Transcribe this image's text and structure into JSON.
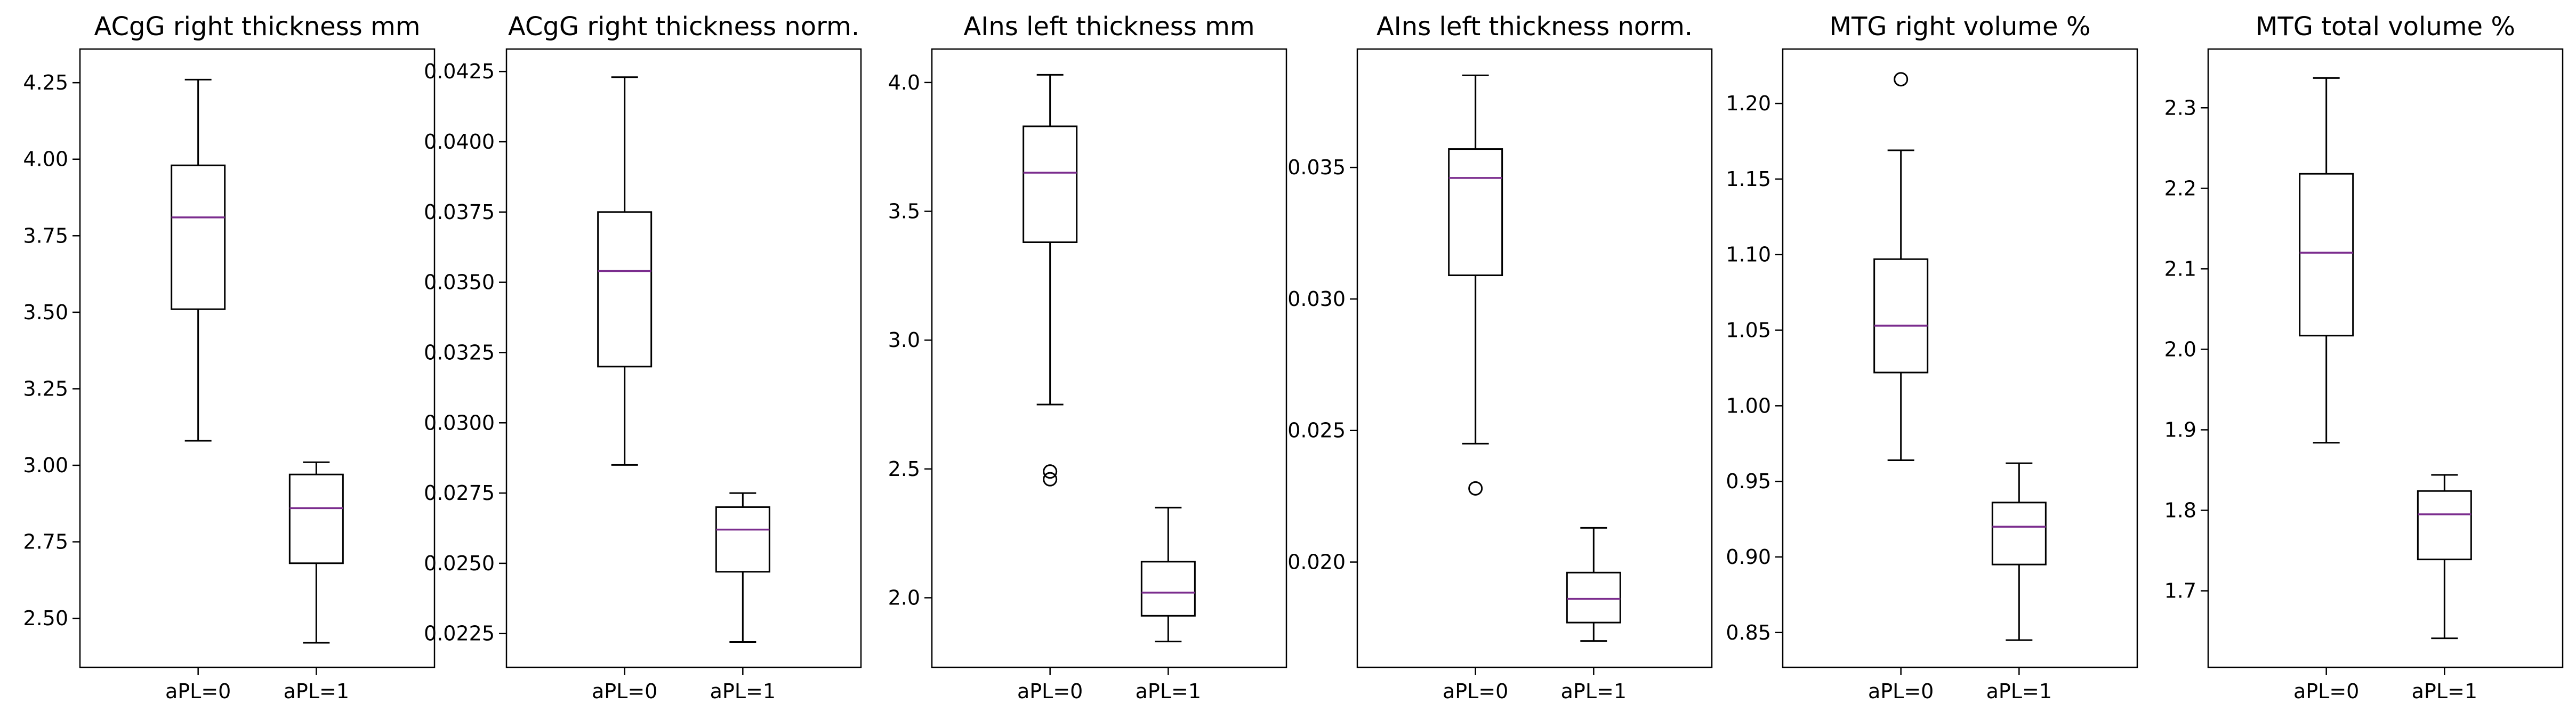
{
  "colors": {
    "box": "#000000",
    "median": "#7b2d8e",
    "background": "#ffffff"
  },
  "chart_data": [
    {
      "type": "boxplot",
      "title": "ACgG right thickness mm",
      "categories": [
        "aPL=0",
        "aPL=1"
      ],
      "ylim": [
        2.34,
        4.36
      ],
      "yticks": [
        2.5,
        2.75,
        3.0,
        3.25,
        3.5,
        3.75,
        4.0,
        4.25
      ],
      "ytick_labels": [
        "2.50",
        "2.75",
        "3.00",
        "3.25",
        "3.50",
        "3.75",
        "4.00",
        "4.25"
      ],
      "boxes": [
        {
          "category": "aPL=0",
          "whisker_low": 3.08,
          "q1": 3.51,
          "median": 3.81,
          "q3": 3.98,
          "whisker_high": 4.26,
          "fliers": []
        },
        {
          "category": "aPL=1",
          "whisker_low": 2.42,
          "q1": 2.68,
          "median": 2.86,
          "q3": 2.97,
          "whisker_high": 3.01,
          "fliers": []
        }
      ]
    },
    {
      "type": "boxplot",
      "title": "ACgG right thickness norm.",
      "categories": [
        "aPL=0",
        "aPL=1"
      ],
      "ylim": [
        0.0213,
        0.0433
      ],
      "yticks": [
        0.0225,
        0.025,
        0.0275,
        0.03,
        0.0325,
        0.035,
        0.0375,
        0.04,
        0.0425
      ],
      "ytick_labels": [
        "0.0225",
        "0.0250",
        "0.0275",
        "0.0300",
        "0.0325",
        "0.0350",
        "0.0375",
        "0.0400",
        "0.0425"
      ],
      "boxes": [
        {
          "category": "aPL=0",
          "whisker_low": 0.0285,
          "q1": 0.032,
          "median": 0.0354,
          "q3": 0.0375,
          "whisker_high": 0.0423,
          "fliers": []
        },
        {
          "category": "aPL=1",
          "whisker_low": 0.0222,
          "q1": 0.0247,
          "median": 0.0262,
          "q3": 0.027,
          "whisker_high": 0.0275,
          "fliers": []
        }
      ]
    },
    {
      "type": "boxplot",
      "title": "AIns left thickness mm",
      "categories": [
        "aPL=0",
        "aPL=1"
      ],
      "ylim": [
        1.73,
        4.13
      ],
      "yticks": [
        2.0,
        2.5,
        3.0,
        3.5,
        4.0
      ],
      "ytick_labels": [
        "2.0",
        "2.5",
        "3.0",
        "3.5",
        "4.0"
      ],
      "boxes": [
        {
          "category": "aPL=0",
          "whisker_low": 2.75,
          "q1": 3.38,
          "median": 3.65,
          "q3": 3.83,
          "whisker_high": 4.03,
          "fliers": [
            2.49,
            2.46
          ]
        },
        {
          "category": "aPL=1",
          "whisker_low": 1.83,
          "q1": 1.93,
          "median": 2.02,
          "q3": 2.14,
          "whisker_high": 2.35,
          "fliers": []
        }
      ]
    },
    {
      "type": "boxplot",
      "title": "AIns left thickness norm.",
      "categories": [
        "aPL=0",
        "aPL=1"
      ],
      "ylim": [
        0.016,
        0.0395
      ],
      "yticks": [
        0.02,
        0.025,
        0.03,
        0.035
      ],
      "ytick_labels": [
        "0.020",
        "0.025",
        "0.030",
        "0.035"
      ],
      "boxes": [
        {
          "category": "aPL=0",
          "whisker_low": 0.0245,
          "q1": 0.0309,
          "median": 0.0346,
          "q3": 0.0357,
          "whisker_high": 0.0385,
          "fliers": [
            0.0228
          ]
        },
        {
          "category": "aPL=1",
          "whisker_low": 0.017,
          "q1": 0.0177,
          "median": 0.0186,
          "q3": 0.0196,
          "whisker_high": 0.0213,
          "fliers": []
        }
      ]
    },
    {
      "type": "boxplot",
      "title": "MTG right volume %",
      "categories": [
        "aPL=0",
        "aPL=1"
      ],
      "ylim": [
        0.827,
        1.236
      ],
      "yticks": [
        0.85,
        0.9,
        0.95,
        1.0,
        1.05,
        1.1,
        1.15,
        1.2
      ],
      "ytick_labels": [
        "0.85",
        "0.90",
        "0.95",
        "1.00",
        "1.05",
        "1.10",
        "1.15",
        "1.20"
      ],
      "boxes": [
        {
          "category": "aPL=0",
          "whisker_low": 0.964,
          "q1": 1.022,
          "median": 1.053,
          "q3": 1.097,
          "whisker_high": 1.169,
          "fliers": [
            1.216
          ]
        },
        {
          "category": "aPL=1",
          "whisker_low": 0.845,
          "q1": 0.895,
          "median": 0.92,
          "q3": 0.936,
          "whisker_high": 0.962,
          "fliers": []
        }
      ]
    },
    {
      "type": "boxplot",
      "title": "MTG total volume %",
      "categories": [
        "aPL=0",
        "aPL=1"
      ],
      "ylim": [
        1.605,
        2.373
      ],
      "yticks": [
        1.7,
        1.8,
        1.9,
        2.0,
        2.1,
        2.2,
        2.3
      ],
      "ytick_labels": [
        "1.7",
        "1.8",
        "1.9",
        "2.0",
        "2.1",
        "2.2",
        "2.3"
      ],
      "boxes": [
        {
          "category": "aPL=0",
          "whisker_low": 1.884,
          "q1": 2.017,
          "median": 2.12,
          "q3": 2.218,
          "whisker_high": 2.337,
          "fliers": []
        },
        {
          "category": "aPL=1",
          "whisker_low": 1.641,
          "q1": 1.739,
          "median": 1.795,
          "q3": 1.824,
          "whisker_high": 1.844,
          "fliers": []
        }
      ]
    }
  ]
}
_____
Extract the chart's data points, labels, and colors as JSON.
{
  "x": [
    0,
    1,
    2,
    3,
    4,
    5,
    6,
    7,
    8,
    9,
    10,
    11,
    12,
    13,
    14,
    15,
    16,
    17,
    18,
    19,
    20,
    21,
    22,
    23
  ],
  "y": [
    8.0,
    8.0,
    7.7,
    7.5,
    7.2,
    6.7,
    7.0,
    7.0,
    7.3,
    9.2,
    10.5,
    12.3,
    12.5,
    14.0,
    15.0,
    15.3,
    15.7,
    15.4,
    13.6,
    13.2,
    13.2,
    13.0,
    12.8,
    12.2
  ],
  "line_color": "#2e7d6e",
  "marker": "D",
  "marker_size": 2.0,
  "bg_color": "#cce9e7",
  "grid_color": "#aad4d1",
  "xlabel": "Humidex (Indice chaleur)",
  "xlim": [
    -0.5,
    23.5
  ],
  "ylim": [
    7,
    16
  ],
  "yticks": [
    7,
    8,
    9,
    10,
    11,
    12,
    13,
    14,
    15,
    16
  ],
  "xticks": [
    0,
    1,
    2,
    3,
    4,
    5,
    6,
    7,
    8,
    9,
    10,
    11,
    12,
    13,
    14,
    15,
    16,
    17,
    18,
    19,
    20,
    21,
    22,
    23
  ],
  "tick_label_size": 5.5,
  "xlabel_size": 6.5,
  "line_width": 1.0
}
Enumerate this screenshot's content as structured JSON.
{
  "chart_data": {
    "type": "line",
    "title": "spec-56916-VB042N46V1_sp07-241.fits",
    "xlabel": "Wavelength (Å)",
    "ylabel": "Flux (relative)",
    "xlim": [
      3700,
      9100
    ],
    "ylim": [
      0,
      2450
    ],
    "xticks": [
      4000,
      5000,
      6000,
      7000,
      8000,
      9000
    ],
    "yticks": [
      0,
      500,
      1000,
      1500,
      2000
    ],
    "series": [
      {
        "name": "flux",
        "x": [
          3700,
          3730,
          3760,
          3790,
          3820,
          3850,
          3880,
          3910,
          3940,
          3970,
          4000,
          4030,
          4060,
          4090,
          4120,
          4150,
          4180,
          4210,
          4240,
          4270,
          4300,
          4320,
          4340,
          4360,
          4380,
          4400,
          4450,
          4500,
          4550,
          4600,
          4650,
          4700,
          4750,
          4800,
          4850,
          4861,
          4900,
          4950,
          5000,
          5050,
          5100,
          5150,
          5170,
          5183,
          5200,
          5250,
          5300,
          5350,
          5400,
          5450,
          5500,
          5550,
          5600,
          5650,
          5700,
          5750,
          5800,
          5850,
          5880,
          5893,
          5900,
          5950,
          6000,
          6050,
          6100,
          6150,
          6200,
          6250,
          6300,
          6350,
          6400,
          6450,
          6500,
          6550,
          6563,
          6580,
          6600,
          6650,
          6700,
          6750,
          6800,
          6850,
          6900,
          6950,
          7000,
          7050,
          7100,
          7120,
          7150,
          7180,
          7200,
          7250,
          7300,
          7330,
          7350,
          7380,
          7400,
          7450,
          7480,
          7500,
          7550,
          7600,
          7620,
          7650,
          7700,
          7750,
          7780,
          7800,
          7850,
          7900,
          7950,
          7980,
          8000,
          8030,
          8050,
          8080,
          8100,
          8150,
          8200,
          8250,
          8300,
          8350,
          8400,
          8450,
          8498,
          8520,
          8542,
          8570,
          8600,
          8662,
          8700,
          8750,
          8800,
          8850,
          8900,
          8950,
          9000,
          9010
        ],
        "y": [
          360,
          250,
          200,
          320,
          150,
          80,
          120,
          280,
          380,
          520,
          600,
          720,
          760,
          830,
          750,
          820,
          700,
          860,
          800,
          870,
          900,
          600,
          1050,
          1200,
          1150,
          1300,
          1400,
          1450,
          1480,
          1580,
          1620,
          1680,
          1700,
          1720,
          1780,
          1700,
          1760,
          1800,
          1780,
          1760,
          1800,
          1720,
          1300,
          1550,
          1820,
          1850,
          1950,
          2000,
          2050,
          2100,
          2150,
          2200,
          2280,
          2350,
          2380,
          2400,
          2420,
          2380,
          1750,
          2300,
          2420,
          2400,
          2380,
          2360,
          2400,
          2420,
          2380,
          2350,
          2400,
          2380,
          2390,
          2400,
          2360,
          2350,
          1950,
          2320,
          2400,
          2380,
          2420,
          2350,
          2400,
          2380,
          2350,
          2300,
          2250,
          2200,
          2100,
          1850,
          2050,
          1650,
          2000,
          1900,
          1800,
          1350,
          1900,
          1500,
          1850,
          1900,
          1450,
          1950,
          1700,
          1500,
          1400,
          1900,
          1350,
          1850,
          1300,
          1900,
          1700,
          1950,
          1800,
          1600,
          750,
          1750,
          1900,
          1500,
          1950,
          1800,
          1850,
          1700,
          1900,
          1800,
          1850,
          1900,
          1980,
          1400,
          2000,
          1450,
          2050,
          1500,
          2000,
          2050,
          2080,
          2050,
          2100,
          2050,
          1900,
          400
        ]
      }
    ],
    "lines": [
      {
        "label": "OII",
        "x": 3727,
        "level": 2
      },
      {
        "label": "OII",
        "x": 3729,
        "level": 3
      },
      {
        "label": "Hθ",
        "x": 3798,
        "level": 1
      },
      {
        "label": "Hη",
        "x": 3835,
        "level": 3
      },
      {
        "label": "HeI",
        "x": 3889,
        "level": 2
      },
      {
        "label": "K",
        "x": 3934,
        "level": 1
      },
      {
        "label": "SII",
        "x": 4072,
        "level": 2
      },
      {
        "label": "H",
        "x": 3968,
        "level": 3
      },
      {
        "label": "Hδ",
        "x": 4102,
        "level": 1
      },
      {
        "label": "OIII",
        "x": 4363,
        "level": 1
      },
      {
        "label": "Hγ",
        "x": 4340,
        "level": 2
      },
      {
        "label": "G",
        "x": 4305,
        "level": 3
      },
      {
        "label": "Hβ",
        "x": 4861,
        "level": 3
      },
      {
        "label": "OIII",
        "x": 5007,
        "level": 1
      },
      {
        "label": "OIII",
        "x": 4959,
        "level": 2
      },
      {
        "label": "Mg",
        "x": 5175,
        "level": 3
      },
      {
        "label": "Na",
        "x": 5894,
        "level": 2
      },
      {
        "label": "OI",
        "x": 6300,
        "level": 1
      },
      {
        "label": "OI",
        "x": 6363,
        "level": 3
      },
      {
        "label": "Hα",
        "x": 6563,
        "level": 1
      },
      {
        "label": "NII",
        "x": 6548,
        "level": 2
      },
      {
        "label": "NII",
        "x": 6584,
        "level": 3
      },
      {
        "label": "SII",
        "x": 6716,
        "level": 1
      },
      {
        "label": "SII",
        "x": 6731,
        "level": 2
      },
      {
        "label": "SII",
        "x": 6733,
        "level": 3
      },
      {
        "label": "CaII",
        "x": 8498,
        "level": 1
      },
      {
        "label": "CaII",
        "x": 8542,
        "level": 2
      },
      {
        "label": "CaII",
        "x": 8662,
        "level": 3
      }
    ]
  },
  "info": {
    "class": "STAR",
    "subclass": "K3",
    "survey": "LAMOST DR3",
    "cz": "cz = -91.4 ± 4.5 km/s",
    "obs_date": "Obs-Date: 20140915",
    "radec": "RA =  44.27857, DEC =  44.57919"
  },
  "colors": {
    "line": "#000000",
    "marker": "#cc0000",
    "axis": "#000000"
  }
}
_____
Count how many lines hold the string "norm" and give that number alone.

2